>> begin SUPPLIED MATERIAL

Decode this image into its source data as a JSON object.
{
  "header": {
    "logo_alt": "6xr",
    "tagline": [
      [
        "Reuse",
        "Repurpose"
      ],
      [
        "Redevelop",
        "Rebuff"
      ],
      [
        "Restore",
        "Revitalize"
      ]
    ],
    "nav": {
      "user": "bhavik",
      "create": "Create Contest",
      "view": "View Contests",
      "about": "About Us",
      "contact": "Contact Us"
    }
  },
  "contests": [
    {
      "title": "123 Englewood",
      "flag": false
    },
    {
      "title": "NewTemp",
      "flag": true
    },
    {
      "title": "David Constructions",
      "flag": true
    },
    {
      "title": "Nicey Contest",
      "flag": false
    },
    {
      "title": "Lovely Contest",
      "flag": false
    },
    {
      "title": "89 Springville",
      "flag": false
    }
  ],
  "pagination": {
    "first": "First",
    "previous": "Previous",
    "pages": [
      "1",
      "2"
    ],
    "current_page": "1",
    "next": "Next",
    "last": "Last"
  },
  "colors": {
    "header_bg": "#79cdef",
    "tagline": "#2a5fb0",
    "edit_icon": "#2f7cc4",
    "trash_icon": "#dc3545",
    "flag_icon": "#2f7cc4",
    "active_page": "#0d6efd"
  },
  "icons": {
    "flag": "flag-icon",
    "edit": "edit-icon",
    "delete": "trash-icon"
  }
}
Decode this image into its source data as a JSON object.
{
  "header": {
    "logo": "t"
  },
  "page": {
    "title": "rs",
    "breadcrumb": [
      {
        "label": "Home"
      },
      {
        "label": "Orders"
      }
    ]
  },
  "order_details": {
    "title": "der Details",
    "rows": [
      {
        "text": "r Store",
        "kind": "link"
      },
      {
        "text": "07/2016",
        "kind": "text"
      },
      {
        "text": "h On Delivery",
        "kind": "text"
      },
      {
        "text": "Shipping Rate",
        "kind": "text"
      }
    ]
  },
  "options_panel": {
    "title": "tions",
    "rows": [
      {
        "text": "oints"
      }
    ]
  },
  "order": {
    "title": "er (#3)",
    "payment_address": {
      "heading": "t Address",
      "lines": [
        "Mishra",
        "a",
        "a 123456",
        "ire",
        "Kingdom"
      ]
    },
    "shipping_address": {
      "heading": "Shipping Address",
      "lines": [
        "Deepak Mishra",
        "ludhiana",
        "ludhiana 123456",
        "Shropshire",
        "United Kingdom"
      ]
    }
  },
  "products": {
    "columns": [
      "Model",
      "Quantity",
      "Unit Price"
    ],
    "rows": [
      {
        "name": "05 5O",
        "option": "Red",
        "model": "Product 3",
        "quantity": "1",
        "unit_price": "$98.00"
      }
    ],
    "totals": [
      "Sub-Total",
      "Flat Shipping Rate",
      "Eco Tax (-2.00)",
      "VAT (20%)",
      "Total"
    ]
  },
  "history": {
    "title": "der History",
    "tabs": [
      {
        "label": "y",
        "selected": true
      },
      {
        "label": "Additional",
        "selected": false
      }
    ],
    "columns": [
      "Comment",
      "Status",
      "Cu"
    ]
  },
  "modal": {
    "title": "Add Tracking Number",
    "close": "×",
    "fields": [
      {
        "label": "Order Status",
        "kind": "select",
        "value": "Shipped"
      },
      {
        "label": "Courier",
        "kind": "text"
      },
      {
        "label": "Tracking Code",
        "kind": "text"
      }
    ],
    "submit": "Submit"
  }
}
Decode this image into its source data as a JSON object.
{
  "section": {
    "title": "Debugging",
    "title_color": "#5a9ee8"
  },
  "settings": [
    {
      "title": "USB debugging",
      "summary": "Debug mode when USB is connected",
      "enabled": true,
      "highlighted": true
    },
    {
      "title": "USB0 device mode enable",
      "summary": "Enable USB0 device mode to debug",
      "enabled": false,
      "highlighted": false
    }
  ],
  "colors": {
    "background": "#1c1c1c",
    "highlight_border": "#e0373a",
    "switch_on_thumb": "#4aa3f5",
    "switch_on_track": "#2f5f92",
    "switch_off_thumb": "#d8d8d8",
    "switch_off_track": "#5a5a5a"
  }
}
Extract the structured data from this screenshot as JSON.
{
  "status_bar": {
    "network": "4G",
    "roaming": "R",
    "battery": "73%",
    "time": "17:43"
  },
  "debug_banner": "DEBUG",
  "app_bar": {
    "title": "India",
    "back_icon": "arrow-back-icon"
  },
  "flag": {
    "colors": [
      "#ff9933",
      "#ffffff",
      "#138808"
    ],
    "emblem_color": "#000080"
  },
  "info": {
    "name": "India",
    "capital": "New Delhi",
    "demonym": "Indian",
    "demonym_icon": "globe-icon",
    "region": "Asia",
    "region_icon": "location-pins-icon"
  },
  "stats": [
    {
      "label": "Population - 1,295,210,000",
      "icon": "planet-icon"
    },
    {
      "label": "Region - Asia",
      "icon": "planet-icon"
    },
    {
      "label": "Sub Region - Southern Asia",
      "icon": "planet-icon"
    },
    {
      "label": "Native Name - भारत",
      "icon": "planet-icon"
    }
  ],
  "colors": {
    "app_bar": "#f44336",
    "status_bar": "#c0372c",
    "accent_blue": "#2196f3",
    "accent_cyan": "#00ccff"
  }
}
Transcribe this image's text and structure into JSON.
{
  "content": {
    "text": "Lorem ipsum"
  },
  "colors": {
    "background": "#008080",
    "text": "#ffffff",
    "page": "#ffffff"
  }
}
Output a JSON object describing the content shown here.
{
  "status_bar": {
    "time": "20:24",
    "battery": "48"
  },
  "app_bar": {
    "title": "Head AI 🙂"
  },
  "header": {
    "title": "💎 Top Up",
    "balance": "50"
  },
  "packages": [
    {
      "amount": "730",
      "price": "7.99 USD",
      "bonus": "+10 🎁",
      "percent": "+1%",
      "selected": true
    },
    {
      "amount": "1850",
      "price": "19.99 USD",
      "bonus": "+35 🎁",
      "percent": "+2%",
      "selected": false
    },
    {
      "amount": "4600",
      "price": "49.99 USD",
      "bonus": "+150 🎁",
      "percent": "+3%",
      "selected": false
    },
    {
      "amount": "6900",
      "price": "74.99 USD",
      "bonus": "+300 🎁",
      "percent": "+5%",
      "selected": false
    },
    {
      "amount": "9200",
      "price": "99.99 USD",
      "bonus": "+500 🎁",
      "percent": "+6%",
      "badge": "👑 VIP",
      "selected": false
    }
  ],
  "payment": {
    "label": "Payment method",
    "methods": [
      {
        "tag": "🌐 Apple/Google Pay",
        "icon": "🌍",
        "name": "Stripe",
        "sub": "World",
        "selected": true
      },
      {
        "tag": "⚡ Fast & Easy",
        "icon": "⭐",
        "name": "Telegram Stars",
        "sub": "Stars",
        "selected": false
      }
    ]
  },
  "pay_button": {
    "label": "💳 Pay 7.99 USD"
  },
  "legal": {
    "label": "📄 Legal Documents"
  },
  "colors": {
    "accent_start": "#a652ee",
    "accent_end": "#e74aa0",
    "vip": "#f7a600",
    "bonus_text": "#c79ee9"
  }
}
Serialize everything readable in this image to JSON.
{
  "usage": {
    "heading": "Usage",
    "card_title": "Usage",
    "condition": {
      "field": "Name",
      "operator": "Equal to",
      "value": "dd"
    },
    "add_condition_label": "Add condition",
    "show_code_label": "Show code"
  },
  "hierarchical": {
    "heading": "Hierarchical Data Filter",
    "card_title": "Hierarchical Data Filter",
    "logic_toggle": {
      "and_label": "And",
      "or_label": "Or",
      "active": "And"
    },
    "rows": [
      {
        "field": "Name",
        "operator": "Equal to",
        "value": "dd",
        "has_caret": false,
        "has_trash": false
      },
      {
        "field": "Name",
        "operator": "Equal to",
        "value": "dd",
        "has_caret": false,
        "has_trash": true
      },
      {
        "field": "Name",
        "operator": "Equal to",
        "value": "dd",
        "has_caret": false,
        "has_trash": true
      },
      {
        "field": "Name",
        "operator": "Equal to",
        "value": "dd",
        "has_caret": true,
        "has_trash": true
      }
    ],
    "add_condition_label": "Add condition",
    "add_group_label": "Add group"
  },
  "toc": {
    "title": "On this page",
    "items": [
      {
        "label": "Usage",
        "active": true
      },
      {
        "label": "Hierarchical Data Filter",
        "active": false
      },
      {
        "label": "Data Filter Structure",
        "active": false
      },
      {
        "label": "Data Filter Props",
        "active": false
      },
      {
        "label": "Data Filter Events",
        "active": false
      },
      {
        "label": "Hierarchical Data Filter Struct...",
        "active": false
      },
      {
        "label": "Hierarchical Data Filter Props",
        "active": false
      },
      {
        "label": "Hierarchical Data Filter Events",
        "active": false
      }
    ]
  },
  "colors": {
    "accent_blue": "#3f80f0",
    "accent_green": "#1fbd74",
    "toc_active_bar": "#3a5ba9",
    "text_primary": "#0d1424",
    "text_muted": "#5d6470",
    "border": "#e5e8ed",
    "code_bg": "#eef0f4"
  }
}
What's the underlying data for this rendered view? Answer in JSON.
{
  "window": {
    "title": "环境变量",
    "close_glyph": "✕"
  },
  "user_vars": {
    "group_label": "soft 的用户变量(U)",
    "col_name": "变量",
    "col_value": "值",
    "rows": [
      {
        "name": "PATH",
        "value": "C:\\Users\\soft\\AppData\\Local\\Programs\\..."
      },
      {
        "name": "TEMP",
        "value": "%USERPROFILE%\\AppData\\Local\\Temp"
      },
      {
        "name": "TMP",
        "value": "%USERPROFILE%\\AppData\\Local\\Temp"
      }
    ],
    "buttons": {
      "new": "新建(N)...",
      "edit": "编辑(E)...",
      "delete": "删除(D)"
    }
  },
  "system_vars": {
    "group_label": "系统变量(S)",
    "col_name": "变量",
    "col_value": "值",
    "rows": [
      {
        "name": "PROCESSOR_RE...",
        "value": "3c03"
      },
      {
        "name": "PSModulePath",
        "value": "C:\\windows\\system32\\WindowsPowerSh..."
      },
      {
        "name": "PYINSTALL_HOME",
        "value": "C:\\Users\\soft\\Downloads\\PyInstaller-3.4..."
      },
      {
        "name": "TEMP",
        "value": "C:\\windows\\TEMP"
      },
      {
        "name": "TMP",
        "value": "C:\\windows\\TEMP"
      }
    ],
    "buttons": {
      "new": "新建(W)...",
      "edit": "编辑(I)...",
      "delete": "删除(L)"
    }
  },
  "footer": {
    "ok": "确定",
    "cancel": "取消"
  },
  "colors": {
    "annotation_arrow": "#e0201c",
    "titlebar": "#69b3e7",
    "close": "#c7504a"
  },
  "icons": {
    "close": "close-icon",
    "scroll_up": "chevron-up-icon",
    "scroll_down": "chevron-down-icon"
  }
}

>> end SUPPLIED MATERIAL

CHALLENGE:
Search the data above for lines holding "Asia" and copy each of them.

CORRECT OUTPUT:
    "region": "Asia",
      "label": "Region - Asia",
      "label": "Sub Region - Southern Asia",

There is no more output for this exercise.